Top of Excerpted text

Kittens are a different cat-egory. (Sorry, couldn't resist!) While adult cats typically use biting in a purposeful manner, kittens are more likely to use biting willy-nilly during play. They simply don't know any better, and get carried away and play too rough. Kittens that have the opportunity to stay with Mom-cat and siblings until they're 12-16 weeks old usually are taught proper feline manners, and learn how to inhibit their bite and claws during play. In shelter or stray adoption situations, kittens more typically come to our homes without having learned this basic p'etiquette so it's up to us to teach the kitten. Older cats and dogs in the home are generally very good teachers, and will put Junior in his place with a hiss or swat if he gets too rough.
Humans need to follow the Mom-cat's lead, and communicate to the kitten in terms he understands that biting HURTS! For very young kittens (under 5 months), a loud, percussive SSSSSSSSSSSTTT! often stops the kitten in a flash. Don't overuse the hiss-interruption, though, or it will stop working. For older kittens and adult cats that never learned bite-manners, spraying with water sometimes works (however, my cat likes to be sprayed), or a loud noise such as slapping a magazine against your thigh. My favorite, though, is a loud, very short and percussive SCREAM. That tells the cat in no uncertain terms that biting/clawing hurts (he may not realize this). It also startles him enough to interrupt and temporarily stop the behavior. Once he stops, immediately put him in a room by himself for five minutes, to teach him that biting means all the games stop. Playing nice and inhibiting his bite is self-rewarding because the games continue.

Bottom of Excerpted text

■ What is required:
Please copy the kitten-biting text starting with "Kittens are a" and going on through "gets too rough.", changing "teachers" to "instructors". You can set the listing aside; none of this depends on it.

Top of Record extracts

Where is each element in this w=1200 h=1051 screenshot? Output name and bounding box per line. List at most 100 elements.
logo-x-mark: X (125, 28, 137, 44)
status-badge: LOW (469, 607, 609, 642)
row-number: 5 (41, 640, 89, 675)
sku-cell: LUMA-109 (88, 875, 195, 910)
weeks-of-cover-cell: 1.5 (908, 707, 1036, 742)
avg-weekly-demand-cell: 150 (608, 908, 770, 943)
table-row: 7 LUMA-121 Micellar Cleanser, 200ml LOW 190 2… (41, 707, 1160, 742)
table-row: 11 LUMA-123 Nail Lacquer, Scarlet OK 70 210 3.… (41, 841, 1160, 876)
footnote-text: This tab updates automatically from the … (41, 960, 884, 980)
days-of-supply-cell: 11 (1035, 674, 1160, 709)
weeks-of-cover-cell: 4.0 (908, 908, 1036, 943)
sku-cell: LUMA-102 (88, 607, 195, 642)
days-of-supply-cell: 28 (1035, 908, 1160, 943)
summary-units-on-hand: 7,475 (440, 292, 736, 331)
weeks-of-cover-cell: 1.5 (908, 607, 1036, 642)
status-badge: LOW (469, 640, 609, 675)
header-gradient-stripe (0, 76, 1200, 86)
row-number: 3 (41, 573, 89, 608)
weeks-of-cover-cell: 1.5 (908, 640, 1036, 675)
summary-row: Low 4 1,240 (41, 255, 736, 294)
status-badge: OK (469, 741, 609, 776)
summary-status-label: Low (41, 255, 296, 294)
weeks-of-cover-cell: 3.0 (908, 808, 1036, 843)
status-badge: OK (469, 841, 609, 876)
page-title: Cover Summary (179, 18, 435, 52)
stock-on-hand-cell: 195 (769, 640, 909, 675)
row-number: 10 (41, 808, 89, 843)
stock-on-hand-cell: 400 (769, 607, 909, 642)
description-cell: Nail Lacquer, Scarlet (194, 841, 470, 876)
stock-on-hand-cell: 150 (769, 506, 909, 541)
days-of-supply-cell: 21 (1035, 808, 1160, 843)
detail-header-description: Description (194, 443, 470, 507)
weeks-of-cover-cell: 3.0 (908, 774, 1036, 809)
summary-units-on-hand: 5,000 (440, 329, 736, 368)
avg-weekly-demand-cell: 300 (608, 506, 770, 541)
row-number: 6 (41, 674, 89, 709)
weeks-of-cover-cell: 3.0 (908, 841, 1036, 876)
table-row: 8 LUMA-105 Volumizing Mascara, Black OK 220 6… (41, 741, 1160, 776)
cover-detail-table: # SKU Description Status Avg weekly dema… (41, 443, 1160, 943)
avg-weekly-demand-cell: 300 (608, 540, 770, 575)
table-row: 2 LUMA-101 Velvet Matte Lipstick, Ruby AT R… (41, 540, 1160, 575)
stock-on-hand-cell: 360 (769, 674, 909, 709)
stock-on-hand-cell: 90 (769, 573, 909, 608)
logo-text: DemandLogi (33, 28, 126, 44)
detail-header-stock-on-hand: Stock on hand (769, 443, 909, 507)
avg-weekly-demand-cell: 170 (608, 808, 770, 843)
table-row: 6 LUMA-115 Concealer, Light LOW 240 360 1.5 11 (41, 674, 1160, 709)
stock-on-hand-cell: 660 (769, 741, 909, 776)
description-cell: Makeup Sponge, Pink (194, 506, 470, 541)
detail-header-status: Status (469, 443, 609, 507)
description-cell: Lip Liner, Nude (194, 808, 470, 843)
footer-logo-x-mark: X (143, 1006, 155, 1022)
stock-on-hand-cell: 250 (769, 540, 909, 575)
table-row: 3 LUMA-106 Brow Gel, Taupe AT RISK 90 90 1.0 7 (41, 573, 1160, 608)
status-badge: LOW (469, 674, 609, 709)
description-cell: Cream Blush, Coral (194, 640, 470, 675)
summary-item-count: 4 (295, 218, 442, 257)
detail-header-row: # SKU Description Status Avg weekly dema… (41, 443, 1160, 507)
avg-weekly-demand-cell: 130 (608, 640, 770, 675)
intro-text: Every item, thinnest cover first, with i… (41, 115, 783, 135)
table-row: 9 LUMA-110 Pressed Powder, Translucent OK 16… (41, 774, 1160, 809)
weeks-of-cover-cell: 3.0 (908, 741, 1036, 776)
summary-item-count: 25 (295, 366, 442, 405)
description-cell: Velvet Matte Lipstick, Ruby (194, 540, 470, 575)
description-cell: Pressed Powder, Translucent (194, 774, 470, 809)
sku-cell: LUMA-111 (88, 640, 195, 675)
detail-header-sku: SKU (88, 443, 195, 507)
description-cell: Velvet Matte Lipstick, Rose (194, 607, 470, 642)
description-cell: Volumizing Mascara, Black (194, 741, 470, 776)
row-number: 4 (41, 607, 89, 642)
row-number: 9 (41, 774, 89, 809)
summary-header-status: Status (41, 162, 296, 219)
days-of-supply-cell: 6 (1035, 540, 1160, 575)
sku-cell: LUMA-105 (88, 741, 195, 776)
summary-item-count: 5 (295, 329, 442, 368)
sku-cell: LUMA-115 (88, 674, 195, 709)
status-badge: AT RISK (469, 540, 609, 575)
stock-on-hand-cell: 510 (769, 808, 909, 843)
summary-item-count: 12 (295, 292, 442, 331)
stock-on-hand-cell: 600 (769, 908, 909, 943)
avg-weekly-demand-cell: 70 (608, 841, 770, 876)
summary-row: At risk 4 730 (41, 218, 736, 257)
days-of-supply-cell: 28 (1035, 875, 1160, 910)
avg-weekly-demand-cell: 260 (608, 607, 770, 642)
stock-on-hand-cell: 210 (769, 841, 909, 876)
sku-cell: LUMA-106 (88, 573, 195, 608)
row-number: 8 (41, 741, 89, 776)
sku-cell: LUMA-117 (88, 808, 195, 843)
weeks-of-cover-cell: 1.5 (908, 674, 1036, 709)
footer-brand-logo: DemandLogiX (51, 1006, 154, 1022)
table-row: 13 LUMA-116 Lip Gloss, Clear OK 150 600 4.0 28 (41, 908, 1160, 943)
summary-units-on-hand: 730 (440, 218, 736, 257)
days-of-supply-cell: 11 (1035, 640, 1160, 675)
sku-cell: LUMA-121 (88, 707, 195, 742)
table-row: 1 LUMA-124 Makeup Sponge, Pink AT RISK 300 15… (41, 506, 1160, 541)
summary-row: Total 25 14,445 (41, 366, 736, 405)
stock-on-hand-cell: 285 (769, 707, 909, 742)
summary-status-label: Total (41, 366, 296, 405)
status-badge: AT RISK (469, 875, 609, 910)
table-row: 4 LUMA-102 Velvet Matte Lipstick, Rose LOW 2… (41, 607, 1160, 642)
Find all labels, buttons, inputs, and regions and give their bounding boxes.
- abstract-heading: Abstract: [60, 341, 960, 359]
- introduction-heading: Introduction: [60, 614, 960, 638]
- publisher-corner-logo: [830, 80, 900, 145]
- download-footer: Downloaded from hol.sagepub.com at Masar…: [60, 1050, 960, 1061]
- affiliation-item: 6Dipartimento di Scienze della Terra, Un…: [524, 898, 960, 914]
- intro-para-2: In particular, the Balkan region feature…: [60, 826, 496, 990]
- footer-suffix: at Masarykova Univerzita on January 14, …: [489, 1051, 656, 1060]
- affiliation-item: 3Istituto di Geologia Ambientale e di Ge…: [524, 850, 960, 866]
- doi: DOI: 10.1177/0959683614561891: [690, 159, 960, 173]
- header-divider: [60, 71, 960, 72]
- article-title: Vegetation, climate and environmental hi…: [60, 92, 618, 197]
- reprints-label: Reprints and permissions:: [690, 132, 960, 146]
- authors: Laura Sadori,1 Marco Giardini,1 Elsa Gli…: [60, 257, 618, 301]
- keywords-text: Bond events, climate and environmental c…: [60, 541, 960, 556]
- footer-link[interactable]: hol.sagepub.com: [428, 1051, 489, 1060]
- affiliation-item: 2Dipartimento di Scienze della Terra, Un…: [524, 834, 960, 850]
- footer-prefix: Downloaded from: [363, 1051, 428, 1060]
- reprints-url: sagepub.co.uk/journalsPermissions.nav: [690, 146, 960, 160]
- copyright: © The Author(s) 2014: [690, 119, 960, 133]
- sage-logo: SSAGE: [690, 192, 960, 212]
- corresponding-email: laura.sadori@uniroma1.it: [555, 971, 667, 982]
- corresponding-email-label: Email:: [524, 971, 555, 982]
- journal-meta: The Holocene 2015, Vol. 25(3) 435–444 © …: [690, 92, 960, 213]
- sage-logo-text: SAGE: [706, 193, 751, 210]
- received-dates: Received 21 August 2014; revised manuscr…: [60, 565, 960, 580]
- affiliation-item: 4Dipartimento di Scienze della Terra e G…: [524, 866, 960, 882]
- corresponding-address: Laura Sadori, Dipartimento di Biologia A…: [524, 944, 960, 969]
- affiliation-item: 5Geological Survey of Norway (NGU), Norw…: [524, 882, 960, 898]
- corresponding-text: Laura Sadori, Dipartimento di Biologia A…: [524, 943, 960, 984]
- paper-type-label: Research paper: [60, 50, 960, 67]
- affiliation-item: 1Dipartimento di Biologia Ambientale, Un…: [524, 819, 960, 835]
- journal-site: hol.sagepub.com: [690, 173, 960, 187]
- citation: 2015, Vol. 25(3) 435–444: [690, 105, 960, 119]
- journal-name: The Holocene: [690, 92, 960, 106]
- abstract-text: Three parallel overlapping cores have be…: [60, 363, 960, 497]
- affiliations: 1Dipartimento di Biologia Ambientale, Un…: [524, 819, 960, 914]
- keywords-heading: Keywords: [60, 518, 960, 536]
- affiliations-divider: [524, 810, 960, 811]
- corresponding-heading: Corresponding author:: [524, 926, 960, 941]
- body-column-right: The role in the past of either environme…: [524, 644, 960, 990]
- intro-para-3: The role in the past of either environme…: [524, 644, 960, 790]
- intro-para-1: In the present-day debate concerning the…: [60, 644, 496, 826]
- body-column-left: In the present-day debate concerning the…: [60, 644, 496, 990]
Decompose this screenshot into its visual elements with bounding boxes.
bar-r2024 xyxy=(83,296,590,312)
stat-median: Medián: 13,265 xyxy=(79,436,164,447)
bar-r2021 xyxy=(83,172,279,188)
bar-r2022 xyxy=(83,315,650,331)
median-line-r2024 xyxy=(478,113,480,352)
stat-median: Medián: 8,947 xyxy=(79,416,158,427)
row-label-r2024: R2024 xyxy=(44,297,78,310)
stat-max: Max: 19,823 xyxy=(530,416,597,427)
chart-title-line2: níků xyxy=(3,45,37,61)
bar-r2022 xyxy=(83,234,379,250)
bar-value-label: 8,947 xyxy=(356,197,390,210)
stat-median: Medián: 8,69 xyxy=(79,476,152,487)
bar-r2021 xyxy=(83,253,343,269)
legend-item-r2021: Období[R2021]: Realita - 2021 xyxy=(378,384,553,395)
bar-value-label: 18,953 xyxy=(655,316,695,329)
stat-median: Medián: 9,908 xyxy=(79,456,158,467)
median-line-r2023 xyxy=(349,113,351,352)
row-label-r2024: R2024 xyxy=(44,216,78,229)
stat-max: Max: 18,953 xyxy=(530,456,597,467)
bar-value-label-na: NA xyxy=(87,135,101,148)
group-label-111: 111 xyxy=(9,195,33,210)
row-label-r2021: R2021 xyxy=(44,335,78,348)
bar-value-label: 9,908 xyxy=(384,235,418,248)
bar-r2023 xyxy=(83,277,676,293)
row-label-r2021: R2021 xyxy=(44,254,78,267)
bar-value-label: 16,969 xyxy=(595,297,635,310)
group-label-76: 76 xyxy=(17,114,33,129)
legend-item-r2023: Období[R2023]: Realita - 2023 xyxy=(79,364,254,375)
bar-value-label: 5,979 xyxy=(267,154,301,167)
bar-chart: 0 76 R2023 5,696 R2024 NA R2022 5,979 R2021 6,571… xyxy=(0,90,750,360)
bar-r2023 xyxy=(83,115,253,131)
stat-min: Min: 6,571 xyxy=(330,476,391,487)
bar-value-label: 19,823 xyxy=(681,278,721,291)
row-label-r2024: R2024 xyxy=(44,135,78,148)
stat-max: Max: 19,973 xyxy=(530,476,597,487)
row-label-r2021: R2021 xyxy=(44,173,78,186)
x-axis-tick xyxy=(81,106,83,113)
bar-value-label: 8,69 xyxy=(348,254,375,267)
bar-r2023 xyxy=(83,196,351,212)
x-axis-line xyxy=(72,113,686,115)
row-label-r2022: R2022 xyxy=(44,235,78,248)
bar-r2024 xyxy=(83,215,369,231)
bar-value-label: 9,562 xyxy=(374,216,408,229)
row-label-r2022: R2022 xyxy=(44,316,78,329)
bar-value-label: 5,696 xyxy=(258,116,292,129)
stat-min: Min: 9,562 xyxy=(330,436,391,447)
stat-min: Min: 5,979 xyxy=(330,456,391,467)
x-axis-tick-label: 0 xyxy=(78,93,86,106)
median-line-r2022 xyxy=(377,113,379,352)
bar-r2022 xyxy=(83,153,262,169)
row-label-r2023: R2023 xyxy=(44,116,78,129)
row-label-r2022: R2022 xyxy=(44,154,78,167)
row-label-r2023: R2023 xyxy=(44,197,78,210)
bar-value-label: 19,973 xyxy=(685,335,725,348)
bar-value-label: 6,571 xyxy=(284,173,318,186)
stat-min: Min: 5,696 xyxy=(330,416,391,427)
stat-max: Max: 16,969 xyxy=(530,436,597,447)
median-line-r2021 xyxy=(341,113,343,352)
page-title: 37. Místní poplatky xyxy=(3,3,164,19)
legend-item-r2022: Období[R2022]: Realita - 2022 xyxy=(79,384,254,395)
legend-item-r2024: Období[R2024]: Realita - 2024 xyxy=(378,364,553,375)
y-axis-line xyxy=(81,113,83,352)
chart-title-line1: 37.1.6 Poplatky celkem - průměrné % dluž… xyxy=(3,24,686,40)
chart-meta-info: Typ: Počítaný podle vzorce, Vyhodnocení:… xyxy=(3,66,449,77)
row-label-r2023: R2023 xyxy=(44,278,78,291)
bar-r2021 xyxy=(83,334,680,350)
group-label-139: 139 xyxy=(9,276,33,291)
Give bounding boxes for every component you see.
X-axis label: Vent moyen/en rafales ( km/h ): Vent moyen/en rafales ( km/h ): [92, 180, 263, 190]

Bottom of Record extracts

■ Solution to this exercise:
Kittens are a different cat-egory. (Sorry, couldn't resist!) While adult cats typically use biting in a purposeful manner, kittens are more likely to use biting willy-nilly during play. They simply don't know any better, and get carried away and play too rough. Kittens that have the opportunity to stay with Mom-cat and siblings until they're 12-16 weeks old usually are taught proper feline manners, and learn how to inhibit their bite and claws during play. In shelter or stray adoption situations, kittens more typically come to our homes without having learned this basic p'etiquette so it's up to us to teach the kitten. Older cats and dogs in the home are generally very good instructors, and will put Junior in his place with a hiss or swat if he gets too rough.